* [Problem details]: Go through the records and extract every line with the word "NEGATIVE".

-- START Extracted information --

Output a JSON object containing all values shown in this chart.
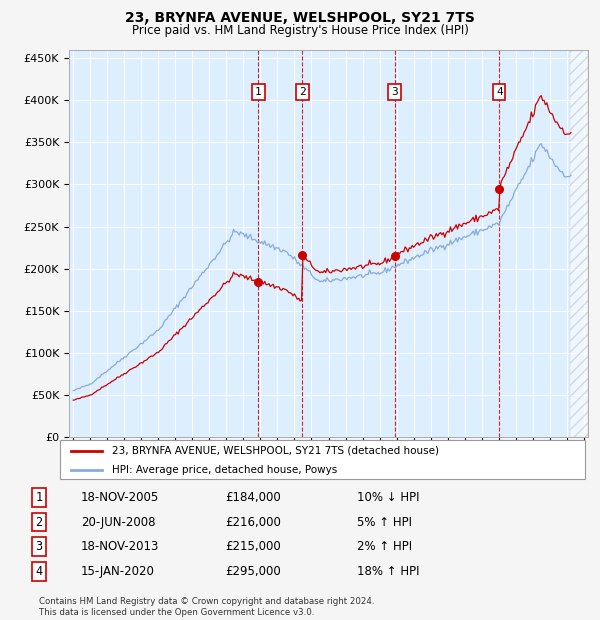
{
  "title": "23, BRYNFA AVENUE, WELSHPOOL, SY21 7TS",
  "subtitle": "Price paid vs. HM Land Registry's House Price Index (HPI)",
  "hpi_color": "#88aadd",
  "sale_color": "#cc0000",
  "vline_color": "#cc0000",
  "background_chart": "#ddeeff",
  "background_fig": "#f5f5f5",
  "ylim": [
    0,
    460000
  ],
  "yticks": [
    0,
    50000,
    100000,
    150000,
    200000,
    250000,
    300000,
    350000,
    400000,
    450000
  ],
  "ytick_labels": [
    "£0",
    "£50K",
    "£100K",
    "£150K",
    "£200K",
    "£250K",
    "£300K",
    "£350K",
    "£400K",
    "£450K"
  ],
  "xlim_start": 1994.75,
  "xlim_end": 2025.25,
  "sale_dates": [
    2005.88,
    2008.47,
    2013.88,
    2020.04
  ],
  "sale_prices": [
    184000,
    216000,
    215000,
    295000
  ],
  "sale_labels": [
    "1",
    "2",
    "3",
    "4"
  ],
  "legend_sale_label": "23, BRYNFA AVENUE, WELSHPOOL, SY21 7TS (detached house)",
  "legend_hpi_label": "HPI: Average price, detached house, Powys",
  "table_rows": [
    [
      "1",
      "18-NOV-2005",
      "£184,000",
      "10% ↓ HPI"
    ],
    [
      "2",
      "20-JUN-2008",
      "£216,000",
      "5% ↑ HPI"
    ],
    [
      "3",
      "18-NOV-2013",
      "£215,000",
      "2% ↑ HPI"
    ],
    [
      "4",
      "15-JAN-2020",
      "£295,000",
      "18% ↑ HPI"
    ]
  ],
  "footnote": "Contains HM Land Registry data © Crown copyright and database right 2024.\nThis data is licensed under the Open Government Licence v3.0."
}
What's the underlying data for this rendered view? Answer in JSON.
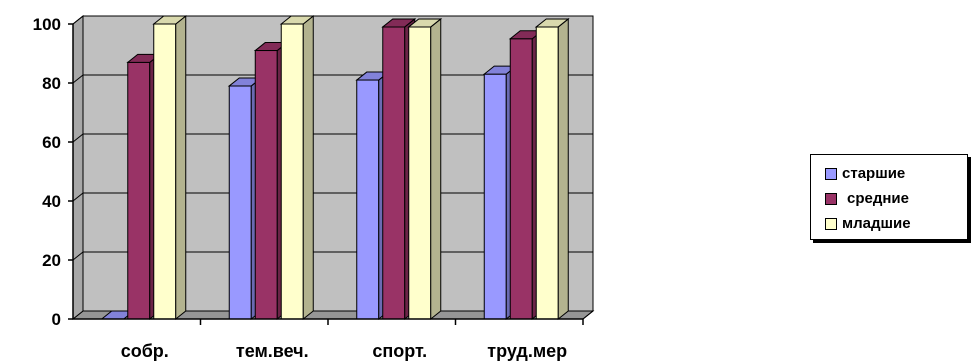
{
  "chart_data": {
    "type": "bar",
    "categories": [
      "собр.",
      "тем.веч.",
      "спорт.",
      "труд.мер"
    ],
    "series": [
      {
        "name": "старшие",
        "values": [
          0,
          79,
          81,
          83
        ],
        "color": "#9999ff"
      },
      {
        "name": "средние",
        "values": [
          87,
          91,
          99,
          95
        ],
        "color": "#993366"
      },
      {
        "name": "младшие",
        "values": [
          100,
          100,
          99,
          99
        ],
        "color": "#ffffcc"
      }
    ],
    "yticks": [
      "0",
      "20",
      "40",
      "60",
      "80",
      "100"
    ],
    "ylim": [
      0,
      100
    ],
    "grid": true,
    "legend_position": "right",
    "wall_color": "#c0c0c0",
    "floor_color": "#969696"
  }
}
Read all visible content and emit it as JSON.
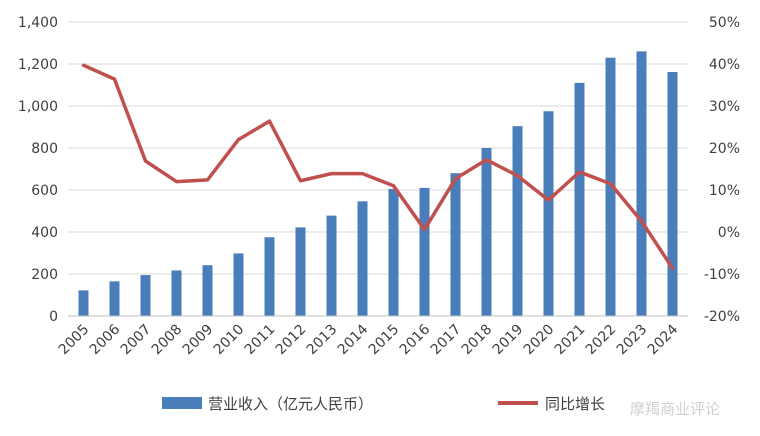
{
  "chart_data": {
    "type": "bar",
    "categories": [
      "2005",
      "2006",
      "2007",
      "2008",
      "2009",
      "2010",
      "2011",
      "2012",
      "2013",
      "2014",
      "2015",
      "2016",
      "2017",
      "2018",
      "2019",
      "2020",
      "2021",
      "2022",
      "2023",
      "2024"
    ],
    "series": [
      {
        "name": "营业收入（亿元人民币）",
        "type": "bar",
        "axis": "left",
        "color": "#4a7ebb",
        "values": [
          122,
          165,
          195,
          217,
          242,
          298,
          375,
          422,
          478,
          546,
          605,
          610,
          680,
          800,
          904,
          975,
          1110,
          1230,
          1260,
          1162
        ]
      },
      {
        "name": "同比增长",
        "type": "line",
        "axis": "right",
        "color": "#c0504d",
        "values": [
          39.7,
          36.4,
          16.9,
          12.0,
          12.4,
          22.0,
          26.4,
          12.2,
          13.9,
          13.9,
          11.0,
          0.6,
          12.7,
          17.2,
          13.4,
          7.6,
          14.3,
          11.5,
          2.6,
          -8.6
        ]
      }
    ],
    "y_left": {
      "min": 0,
      "max": 1400,
      "step": 200,
      "ticks": [
        "0",
        "200",
        "400",
        "600",
        "800",
        "1,000",
        "1,200",
        "1,400"
      ]
    },
    "y_right": {
      "min": -20,
      "max": 50,
      "step": 10,
      "ticks": [
        "-20%",
        "-10%",
        "0%",
        "10%",
        "20%",
        "30%",
        "40%",
        "50%"
      ]
    },
    "grid": true,
    "legend_position": "bottom",
    "watermark": "摩羯商业评论"
  }
}
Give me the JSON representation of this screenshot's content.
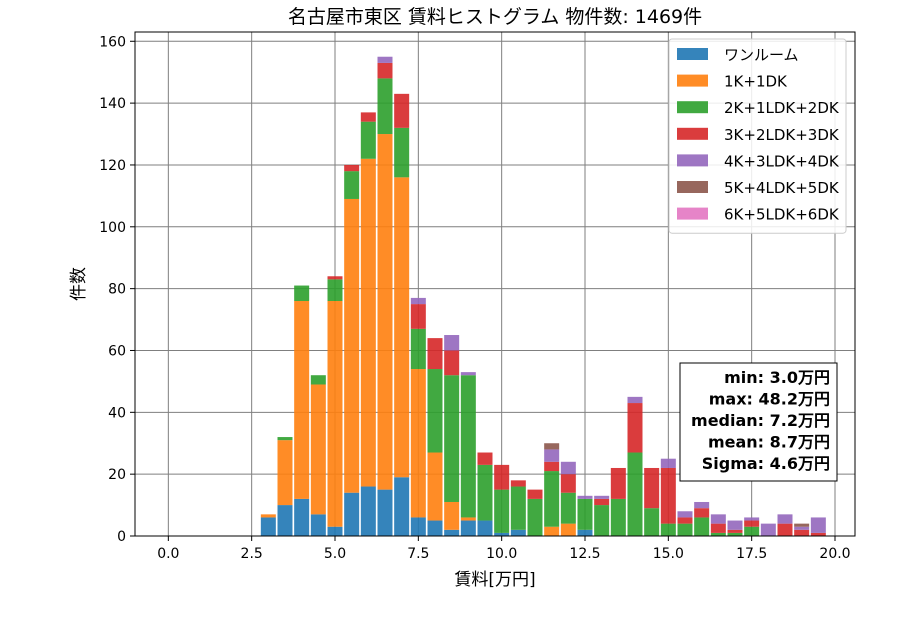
{
  "chart_data": {
    "type": "bar",
    "stacked": true,
    "title": "名古屋市東区 賃料ヒストグラム  物件数: 1469件",
    "xlabel": "賃料[万円]",
    "ylabel": "件数",
    "xlim": [
      -1.0,
      20.6
    ],
    "ylim": [
      0,
      163
    ],
    "xticks": [
      0.0,
      2.5,
      5.0,
      7.5,
      10.0,
      12.5,
      15.0,
      17.5,
      20.0
    ],
    "xtick_labels": [
      "0.0",
      "2.5",
      "5.0",
      "7.5",
      "10.0",
      "12.5",
      "15.0",
      "17.5",
      "20.0"
    ],
    "yticks": [
      0,
      20,
      40,
      60,
      80,
      100,
      120,
      140,
      160
    ],
    "ytick_labels": [
      "0",
      "20",
      "40",
      "60",
      "80",
      "100",
      "120",
      "140",
      "160"
    ],
    "grid": true,
    "legend_position": "top-right",
    "bin_width": 0.5,
    "x": [
      3.0,
      3.5,
      4.0,
      4.5,
      5.0,
      5.5,
      6.0,
      6.5,
      7.0,
      7.5,
      8.0,
      8.5,
      9.0,
      9.5,
      10.0,
      10.5,
      11.0,
      11.5,
      12.0,
      12.5,
      13.0,
      13.5,
      14.0,
      14.5,
      15.0,
      15.5,
      16.0,
      16.5,
      17.0,
      17.5,
      18.0,
      18.5,
      19.0,
      19.5
    ],
    "series": [
      {
        "name": "ワンルーム",
        "color": "#1f77b4",
        "values": [
          6,
          10,
          12,
          7,
          3,
          14,
          16,
          15,
          19,
          6,
          5,
          2,
          5,
          5,
          1,
          2,
          0,
          0,
          0,
          2,
          0,
          0,
          0,
          0,
          0,
          0,
          0,
          0,
          0,
          0,
          0,
          0,
          0,
          0
        ]
      },
      {
        "name": "1K+1DK",
        "color": "#ff7f0e",
        "values": [
          1,
          21,
          64,
          42,
          73,
          95,
          106,
          115,
          97,
          48,
          22,
          9,
          1,
          0,
          0,
          0,
          0,
          3,
          4,
          0,
          0,
          0,
          0,
          0,
          0,
          0,
          0,
          0,
          0,
          0,
          0,
          0,
          0,
          0
        ]
      },
      {
        "name": "2K+1LDK+2DK",
        "color": "#2ca02c",
        "values": [
          0,
          1,
          5,
          3,
          7,
          9,
          12,
          18,
          16,
          13,
          27,
          41,
          46,
          18,
          14,
          14,
          12,
          18,
          10,
          10,
          10,
          12,
          27,
          9,
          4,
          4,
          6,
          1,
          1,
          3,
          0,
          0,
          0,
          0
        ]
      },
      {
        "name": "3K+2LDK+3DK",
        "color": "#d62728",
        "values": [
          0,
          0,
          0,
          0,
          1,
          2,
          3,
          5,
          11,
          8,
          10,
          8,
          0,
          4,
          8,
          2,
          3,
          3,
          6,
          0,
          2,
          10,
          16,
          13,
          18,
          2,
          3,
          3,
          1,
          2,
          0,
          4,
          2,
          1
        ]
      },
      {
        "name": "4K+3LDK+4DK",
        "color": "#9467bd",
        "values": [
          0,
          0,
          0,
          0,
          0,
          0,
          0,
          2,
          0,
          2,
          0,
          5,
          1,
          0,
          0,
          0,
          0,
          4,
          4,
          1,
          1,
          0,
          2,
          0,
          3,
          2,
          2,
          3,
          3,
          1,
          4,
          3,
          1,
          5
        ]
      },
      {
        "name": "5K+4LDK+5DK",
        "color": "#8c564b",
        "values": [
          0,
          0,
          0,
          0,
          0,
          0,
          0,
          0,
          0,
          0,
          0,
          0,
          0,
          0,
          0,
          0,
          0,
          2,
          0,
          0,
          0,
          0,
          0,
          0,
          0,
          0,
          0,
          0,
          0,
          0,
          0,
          0,
          1,
          0
        ]
      },
      {
        "name": "6K+5LDK+6DK",
        "color": "#e377c2",
        "values": [
          0,
          0,
          0,
          0,
          0,
          0,
          0,
          0,
          0,
          0,
          0,
          0,
          0,
          0,
          0,
          0,
          0,
          0,
          0,
          0,
          0,
          0,
          0,
          0,
          0,
          0,
          0,
          0,
          0,
          0,
          0,
          0,
          0,
          0
        ]
      }
    ],
    "stats": [
      "min: 3.0万円",
      "max: 48.2万円",
      "median: 7.2万円",
      "mean: 8.7万円",
      "Sigma: 4.6万円"
    ]
  }
}
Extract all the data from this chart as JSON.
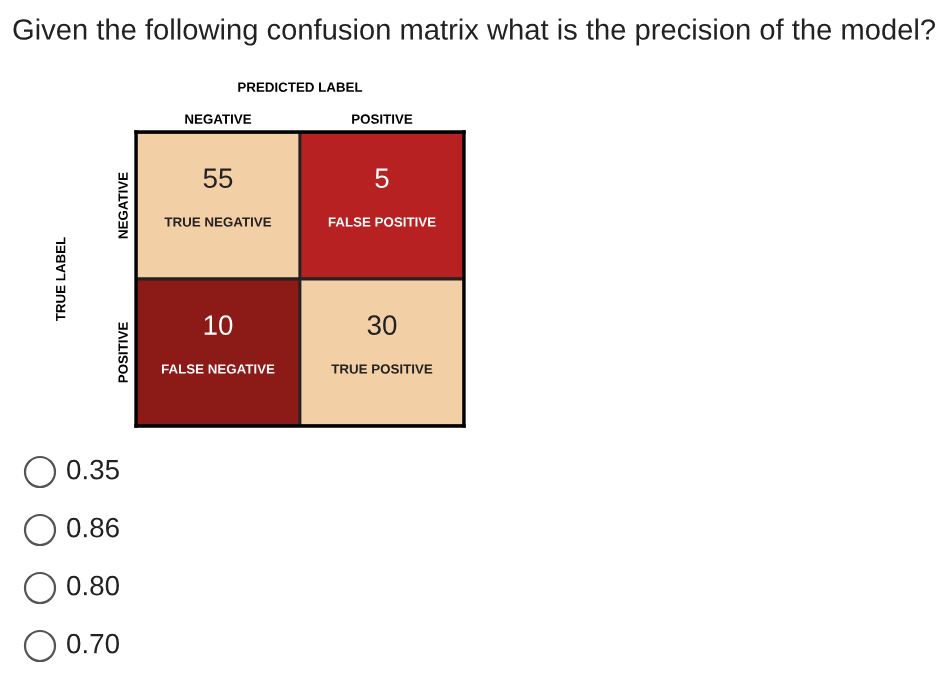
{
  "chart_data": {
    "type": "heatmap",
    "title": "Given the following confusion matrix what is the precision of the model?",
    "xlabel": "PREDICTED LABEL",
    "ylabel": "TRUE LABEL",
    "categories": [
      "NEGATIVE",
      "POSITIVE"
    ],
    "y_categories": [
      "NEGATIVE",
      "POSITIVE"
    ],
    "cells": [
      [
        55,
        5
      ],
      [
        10,
        30
      ]
    ],
    "colors": [
      [
        "#f3cfa6",
        "#b82121"
      ],
      [
        "#8c1a16",
        "#f3cfa6"
      ]
    ],
    "data_labels": true,
    "annotations": [
      "TRUE NEGATIVE",
      "FALSE POSITIVE",
      "FALSE NEGATIVE",
      "TRUE POSITIVE",
      "0.35",
      "0.86",
      "0.80",
      "0.70"
    ]
  }
}
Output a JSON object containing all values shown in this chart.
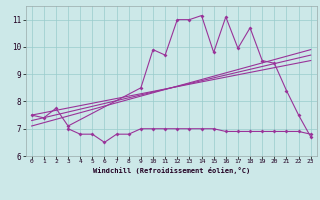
{
  "xlabel": "Windchill (Refroidissement éolien,°C)",
  "bg_color": "#cce8e8",
  "grid_color": "#99cccc",
  "line_color": "#993399",
  "xlim": [
    -0.5,
    23.5
  ],
  "ylim": [
    6.0,
    11.5
  ],
  "yticks": [
    6,
    7,
    8,
    9,
    10,
    11
  ],
  "xticks": [
    0,
    1,
    2,
    3,
    4,
    5,
    6,
    7,
    8,
    9,
    10,
    11,
    12,
    13,
    14,
    15,
    16,
    17,
    18,
    19,
    20,
    21,
    22,
    23
  ],
  "series1_x": [
    0,
    1,
    2,
    3,
    9,
    10,
    11,
    12,
    13,
    14,
    15,
    16,
    17,
    18,
    19,
    20,
    21,
    22,
    23
  ],
  "series1_y": [
    7.5,
    7.4,
    7.75,
    7.1,
    8.5,
    9.9,
    9.7,
    11.0,
    11.0,
    11.15,
    9.8,
    11.1,
    9.95,
    10.7,
    9.5,
    9.4,
    8.4,
    7.5,
    6.7
  ],
  "series2_x": [
    0,
    23
  ],
  "series2_y": [
    7.5,
    9.5
  ],
  "series3_x": [
    0,
    23
  ],
  "series3_y": [
    7.3,
    9.7
  ],
  "series4_x": [
    0,
    23
  ],
  "series4_y": [
    7.1,
    9.9
  ],
  "series5_x": [
    3,
    4,
    5,
    6,
    7,
    8,
    9,
    10,
    11,
    12,
    13,
    14,
    15,
    16,
    17,
    18,
    19,
    20,
    21,
    22,
    23
  ],
  "series5_y": [
    7.0,
    6.8,
    6.8,
    6.5,
    6.8,
    6.8,
    7.0,
    7.0,
    7.0,
    7.0,
    7.0,
    7.0,
    7.0,
    6.9,
    6.9,
    6.9,
    6.9,
    6.9,
    6.9,
    6.9,
    6.8
  ],
  "fig_w": 3.2,
  "fig_h": 2.0,
  "dpi": 100
}
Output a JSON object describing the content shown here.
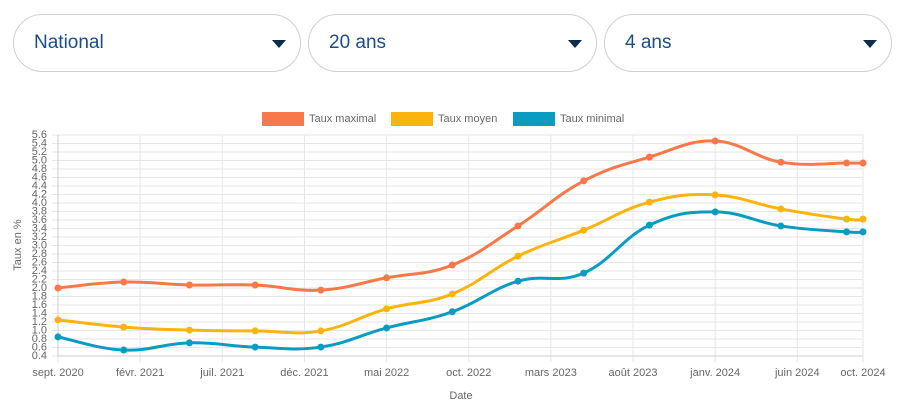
{
  "filters": [
    "National",
    "20 ans",
    "4 ans"
  ],
  "chart_data": {
    "type": "line",
    "x": [
      "2020-09",
      "2021-01",
      "2021-05",
      "2021-09",
      "2022-01",
      "2022-05",
      "2022-09",
      "2023-01",
      "2023-05",
      "2023-09",
      "2024-01",
      "2024-05",
      "2024-09",
      "2024-10"
    ],
    "series": [
      {
        "name": "Taux maximal",
        "color": "#f7794a",
        "values": [
          2.0,
          2.14,
          2.07,
          2.07,
          1.95,
          2.24,
          2.54,
          3.46,
          4.52,
          5.08,
          5.46,
          4.96,
          4.94,
          4.94
        ]
      },
      {
        "name": "Taux moyen",
        "color": "#fbb40f",
        "values": [
          1.25,
          1.08,
          1.01,
          0.99,
          0.99,
          1.51,
          1.86,
          2.75,
          3.36,
          4.02,
          4.19,
          3.86,
          3.62,
          3.62
        ]
      },
      {
        "name": "Taux minimal",
        "color": "#0a9cc0",
        "values": [
          0.85,
          0.54,
          0.71,
          0.61,
          0.61,
          1.06,
          1.44,
          2.16,
          2.35,
          3.48,
          3.79,
          3.46,
          3.32,
          3.32
        ]
      }
    ],
    "xlabel": "Date",
    "ylabel": "Taux en %",
    "xlim": [
      "2020-09",
      "2024-10"
    ],
    "xticks": [
      {
        "value": "2020-09",
        "label": "sept. 2020"
      },
      {
        "value": "2021-02",
        "label": "févr. 2021"
      },
      {
        "value": "2021-07",
        "label": "juil. 2021"
      },
      {
        "value": "2021-12",
        "label": "déc. 2021"
      },
      {
        "value": "2022-05",
        "label": "mai 2022"
      },
      {
        "value": "2022-10",
        "label": "oct. 2022"
      },
      {
        "value": "2023-03",
        "label": "mars 2023"
      },
      {
        "value": "2023-08",
        "label": "août 2023"
      },
      {
        "value": "2024-01",
        "label": "janv. 2024"
      },
      {
        "value": "2024-06",
        "label": "juin 2024"
      },
      {
        "value": "2024-10",
        "label": "oct. 2024"
      }
    ],
    "ylim": [
      0.4,
      5.6
    ],
    "yticks": [
      0.4,
      0.6,
      0.8,
      {
        "value": 1,
        "label": "1.0"
      },
      1.2,
      1.4,
      1.6,
      1.8,
      {
        "value": 2,
        "label": "2.0"
      },
      2.2,
      2.4,
      2.6,
      2.8,
      {
        "value": 3,
        "label": "3.0"
      },
      3.2,
      3.4,
      3.6,
      3.8,
      {
        "value": 4,
        "label": "4.0"
      },
      4.2,
      4.4,
      4.6,
      4.8,
      {
        "value": 5,
        "label": "5.0"
      },
      5.2,
      5.4,
      5.6
    ],
    "grid": true,
    "legend": "top"
  }
}
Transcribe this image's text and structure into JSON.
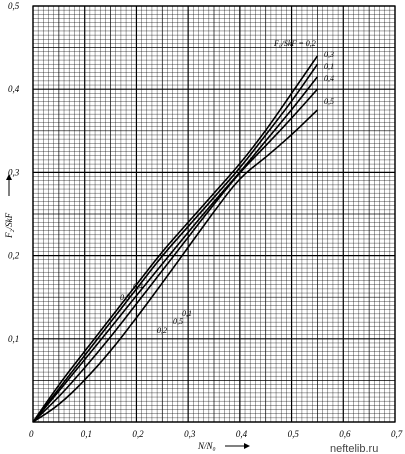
{
  "chart_data": {
    "type": "line",
    "xlabel": "N/N₀",
    "ylabel": "F₂/SkF",
    "legend_title": "F₀/SkF = 0,2",
    "xlim": [
      0,
      0.7
    ],
    "ylim": [
      0,
      0.5
    ],
    "x_ticks": [
      "0",
      "0,1",
      "0,2",
      "0,3",
      "0,4",
      "0,5",
      "0,6",
      "0,7"
    ],
    "y_ticks": [
      "0,1",
      "0,2",
      "0,3",
      "0,4",
      "0,5"
    ],
    "grid": true,
    "series": [
      {
        "name": "0,2",
        "x": [
          0,
          0.05,
          0.1,
          0.15,
          0.2,
          0.25,
          0.3,
          0.35,
          0.4,
          0.45,
          0.5,
          0.55
        ],
        "y": [
          0,
          0.045,
          0.085,
          0.125,
          0.165,
          0.205,
          0.24,
          0.275,
          0.31,
          0.35,
          0.395,
          0.44
        ]
      },
      {
        "name": "0,3",
        "x": [
          0,
          0.05,
          0.1,
          0.15,
          0.2,
          0.25,
          0.3,
          0.35,
          0.4,
          0.45,
          0.5,
          0.55
        ],
        "y": [
          0,
          0.04,
          0.08,
          0.12,
          0.16,
          0.2,
          0.235,
          0.27,
          0.305,
          0.345,
          0.385,
          0.43
        ]
      },
      {
        "name": "0,1",
        "x": [
          0,
          0.05,
          0.1,
          0.15,
          0.2,
          0.25,
          0.3,
          0.35,
          0.4,
          0.45,
          0.5,
          0.55
        ],
        "y": [
          0,
          0.037,
          0.075,
          0.113,
          0.152,
          0.19,
          0.228,
          0.265,
          0.3,
          0.338,
          0.375,
          0.415
        ]
      },
      {
        "name": "0,4",
        "x": [
          0,
          0.05,
          0.1,
          0.15,
          0.2,
          0.25,
          0.3,
          0.35,
          0.4,
          0.45,
          0.5,
          0.55
        ],
        "y": [
          0,
          0.03,
          0.065,
          0.102,
          0.142,
          0.182,
          0.222,
          0.262,
          0.3,
          0.332,
          0.365,
          0.4
        ]
      },
      {
        "name": "0,5",
        "x": [
          0,
          0.05,
          0.1,
          0.15,
          0.2,
          0.25,
          0.3,
          0.35,
          0.4,
          0.45,
          0.5,
          0.55
        ],
        "y": [
          0,
          0.02,
          0.05,
          0.085,
          0.125,
          0.167,
          0.21,
          0.253,
          0.294,
          0.318,
          0.345,
          0.375
        ]
      }
    ],
    "right_labels": [
      "0,3",
      "0,1",
      "0,4",
      "0,5"
    ],
    "mid_labels_upper": [
      "0,4",
      "0,3"
    ],
    "mid_labels_lower": [
      "0,1",
      "0,5",
      "0,2"
    ]
  },
  "watermark": "neftelib.ru"
}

-- END Extracted information --

* [Answer to the task]:
      "NEGATIVE",
      "NEGATIVE",
      "TRUE NEGATIVE",
      "FALSE NEGATIVE",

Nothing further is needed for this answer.